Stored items

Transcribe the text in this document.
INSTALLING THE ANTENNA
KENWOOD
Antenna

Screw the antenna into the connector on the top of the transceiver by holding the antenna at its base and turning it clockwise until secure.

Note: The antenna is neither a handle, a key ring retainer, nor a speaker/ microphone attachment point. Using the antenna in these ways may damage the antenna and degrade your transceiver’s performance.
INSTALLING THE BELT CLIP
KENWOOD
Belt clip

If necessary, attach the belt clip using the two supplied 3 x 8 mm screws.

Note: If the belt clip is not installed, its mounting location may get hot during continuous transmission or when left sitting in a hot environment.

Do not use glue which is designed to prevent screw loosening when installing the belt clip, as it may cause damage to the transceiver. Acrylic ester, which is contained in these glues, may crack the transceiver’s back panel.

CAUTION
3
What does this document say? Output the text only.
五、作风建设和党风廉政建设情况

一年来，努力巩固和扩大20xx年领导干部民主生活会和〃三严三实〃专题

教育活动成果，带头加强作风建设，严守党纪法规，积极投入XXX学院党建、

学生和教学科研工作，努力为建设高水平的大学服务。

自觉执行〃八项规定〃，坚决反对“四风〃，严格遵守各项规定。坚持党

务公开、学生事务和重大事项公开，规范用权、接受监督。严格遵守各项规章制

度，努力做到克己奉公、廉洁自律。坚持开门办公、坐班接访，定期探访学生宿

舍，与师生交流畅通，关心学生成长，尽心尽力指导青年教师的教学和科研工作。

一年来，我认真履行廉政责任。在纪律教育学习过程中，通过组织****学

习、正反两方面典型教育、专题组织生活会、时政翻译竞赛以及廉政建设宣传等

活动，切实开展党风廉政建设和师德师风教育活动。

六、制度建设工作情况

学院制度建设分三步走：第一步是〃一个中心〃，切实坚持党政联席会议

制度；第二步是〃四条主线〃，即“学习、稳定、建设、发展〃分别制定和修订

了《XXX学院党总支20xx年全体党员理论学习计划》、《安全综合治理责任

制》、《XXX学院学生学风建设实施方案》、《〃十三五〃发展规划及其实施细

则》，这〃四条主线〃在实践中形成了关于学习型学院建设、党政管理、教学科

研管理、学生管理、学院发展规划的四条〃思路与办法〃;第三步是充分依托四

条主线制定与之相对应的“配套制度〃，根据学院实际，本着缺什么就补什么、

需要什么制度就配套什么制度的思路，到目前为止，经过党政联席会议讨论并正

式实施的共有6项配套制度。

What you should do: Copy each record from above exactly, and include every line.

Response to the exercise:
Transcribe the text in this document.
INSTALLING THE ANTENNA
KENWOOD
Antenna

Screw the antenna into the connector on the top of the transceiver by holding the antenna at its base and turning it clockwise until secure.

Note: The antenna is neither a handle, a key ring retainer, nor a speaker/ microphone attachment point. Using the antenna in these ways may damage the antenna and degrade your transceiver’s performance.
INSTALLING THE BELT CLIP
KENWOOD
Belt clip

If necessary, attach the belt clip using the two supplied 3 x 8 mm screws.

Note: If the belt clip is not installed, its mounting location may get hot during continuous transmission or when left sitting in a hot environment.

Do not use glue which is designed to prevent screw loosening when installing the belt clip, as it may cause damage to the transceiver. Acrylic ester, which is contained in these glues, may crack the transceiver’s back panel.

CAUTION
3
What does this document say? Output the text only.
五、作风建设和党风廉政建设情况

一年来，努力巩固和扩大20xx年领导干部民主生活会和〃三严三实〃专题

教育活动成果，带头加强作风建设，严守党纪法规，积极投入XXX学院党建、

学生和教学科研工作，努力为建设高水平的大学服务。

自觉执行〃八项规定〃，坚决反对“四风〃，严格遵守各项规定。坚持党

务公开、学生事务和重大事项公开，规范用权、接受监督。严格遵守各项规章制

度，努力做到克己奉公、廉洁自律。坚持开门办公、坐班接访，定期探访学生宿

舍，与师生交流畅通，关心学生成长，尽心尽力指导青年教师的教学和科研工作。

一年来，我认真履行廉政责任。在纪律教育学习过程中，通过组织****学

习、正反两方面典型教育、专题组织生活会、时政翻译竞赛以及廉政建设宣传等

活动，切实开展党风廉政建设和师德师风教育活动。

六、制度建设工作情况

学院制度建设分三步走：第一步是〃一个中心〃，切实坚持党政联席会议

制度；第二步是〃四条主线〃，即“学习、稳定、建设、发展〃分别制定和修订

了《XXX学院党总支20xx年全体党员理论学习计划》、《安全综合治理责任

制》、《XXX学院学生学风建设实施方案》、《〃十三五〃发展规划及其实施细

则》，这〃四条主线〃在实践中形成了关于学习型学院建设、党政管理、教学科

研管理、学生管理、学院发展规划的四条〃思路与办法〃;第三步是充分依托四

条主线制定与之相对应的“配套制度〃，根据学院实际，本着缺什么就补什么、

需要什么制度就配套什么制度的思路，到目前为止，经过党政联席会议讨论并正

式实施的共有6项配套制度。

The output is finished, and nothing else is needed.